**Your goal:** Pull out all lines from the listing below in which the word "arrow" appears.

------------------------------------------------

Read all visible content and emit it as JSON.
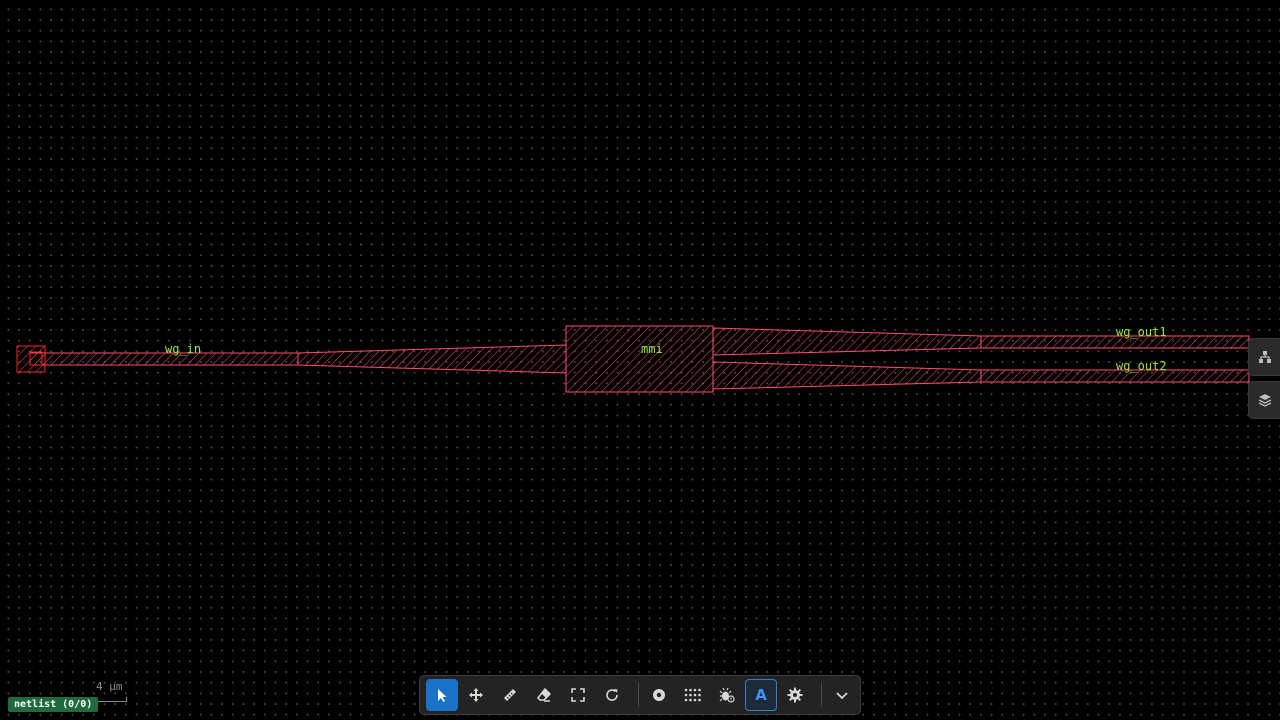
{
  "layout": {
    "labels": [
      {
        "id": "wg_in",
        "text": "wg_in"
      },
      {
        "id": "mmi",
        "text": "mmi"
      },
      {
        "id": "wg_out1",
        "text": "wg_out1"
      },
      {
        "id": "wg_out2",
        "text": "wg_out2"
      }
    ],
    "colors": {
      "background": "#000000",
      "grid_dots": "#4a4a4a",
      "shape_outline": "#ff4d6d",
      "shape_hatch": "#ff4d6d",
      "label_text": "#9be63a",
      "port_marker": "#ff2020"
    }
  },
  "scale_bar": {
    "label": "4 µm"
  },
  "status": {
    "netlist": "netlist (0/0)"
  },
  "side_panel": {
    "tabs": [
      {
        "icon": "hierarchy-icon"
      },
      {
        "icon": "layers-icon"
      }
    ]
  },
  "toolbar": {
    "tools": [
      {
        "icon": "select-arrow-icon",
        "state": "active"
      },
      {
        "icon": "move-icon",
        "state": "normal"
      },
      {
        "icon": "ruler-icon",
        "state": "normal"
      },
      {
        "icon": "eraser-icon",
        "state": "normal"
      },
      {
        "icon": "fit-view-icon",
        "state": "normal"
      },
      {
        "icon": "refresh-icon",
        "state": "normal"
      },
      {
        "icon": "target-icon",
        "state": "normal"
      },
      {
        "icon": "grid-icon",
        "state": "normal"
      },
      {
        "icon": "debug-icon",
        "state": "normal"
      },
      {
        "icon": "text-labels-icon",
        "state": "toggled",
        "glyph": "A"
      },
      {
        "icon": "settings-gear-icon",
        "state": "normal"
      },
      {
        "icon": "chevron-down-icon",
        "state": "normal"
      }
    ]
  }
}
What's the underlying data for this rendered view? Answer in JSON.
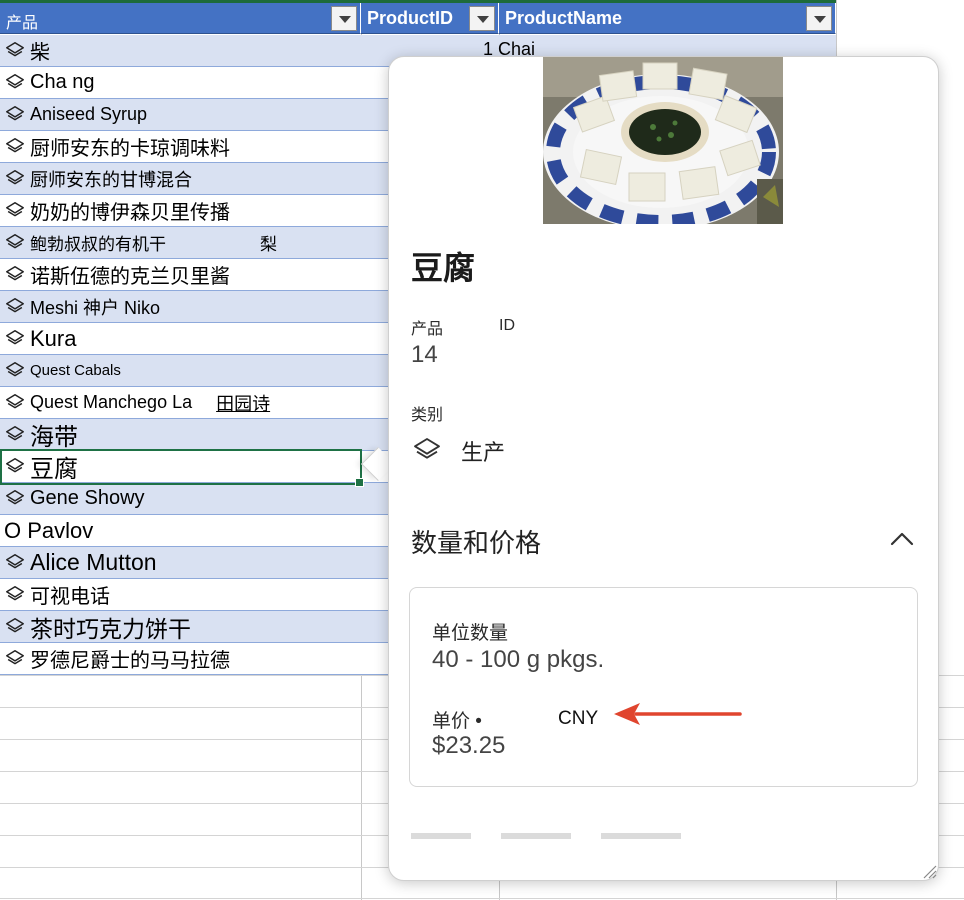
{
  "grid": {
    "headers": [
      {
        "label": "产品"
      },
      {
        "label": "ProductID"
      },
      {
        "label": "ProductName"
      }
    ],
    "rows": [
      {
        "name": "柴",
        "id": "1",
        "product": "Chai"
      },
      {
        "name": "Cha ng"
      },
      {
        "name": "Aniseed Syrup"
      },
      {
        "name": "厨师安东的卡琼调味料"
      },
      {
        "name": "厨师安东的甘博混合"
      },
      {
        "name": "奶奶的博伊森贝里传播"
      },
      {
        "name": "鲍勃叔叔的有机干",
        "extra": "梨"
      },
      {
        "name": "诺斯伍德的克兰贝里酱"
      },
      {
        "name": "Meshi 神户 Niko"
      },
      {
        "name": "Kura"
      },
      {
        "name": "Quest Cabals"
      },
      {
        "name": "Quest Manchego La",
        "extra": "田园诗"
      },
      {
        "name": "海带"
      },
      {
        "name": "豆腐"
      },
      {
        "name": "Gene Showy"
      },
      {
        "name": "O Pavlov"
      },
      {
        "name": "Alice Mutton"
      },
      {
        "name": "可视电话"
      },
      {
        "name": "茶时巧克力饼干"
      },
      {
        "name": "罗德尼爵士的马马拉德"
      }
    ]
  },
  "card": {
    "title": "豆腐",
    "product_id_label_a": "产品",
    "product_id_label_b": "ID",
    "product_id_value": "14",
    "category_label": "类别",
    "category_value": "生产",
    "section_title": "数量和价格",
    "unit_qty_label": "单位数量",
    "unit_qty_value": "40 - 100 g pkgs.",
    "unit_price_label": "单价 •",
    "currency": "CNY",
    "unit_price_value": "$23.25"
  },
  "icons": {
    "row_icon": "layers-icon",
    "category_icon": "layers-icon",
    "section_toggle": "chevron-up-icon",
    "dropdown": "filter-dropdown-icon",
    "annotation": "red-arrow-icon"
  },
  "colors": {
    "header_bg": "#4472c4",
    "band_row": "#d9e1f2",
    "selection": "#1e7145",
    "arrow": "#e0452e"
  }
}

------------------------------------------------

**Result for this task:**
        "icon": "select-arrow-icon",
    "annotation": "red-arrow-icon"
    "arrow": "#e0452e"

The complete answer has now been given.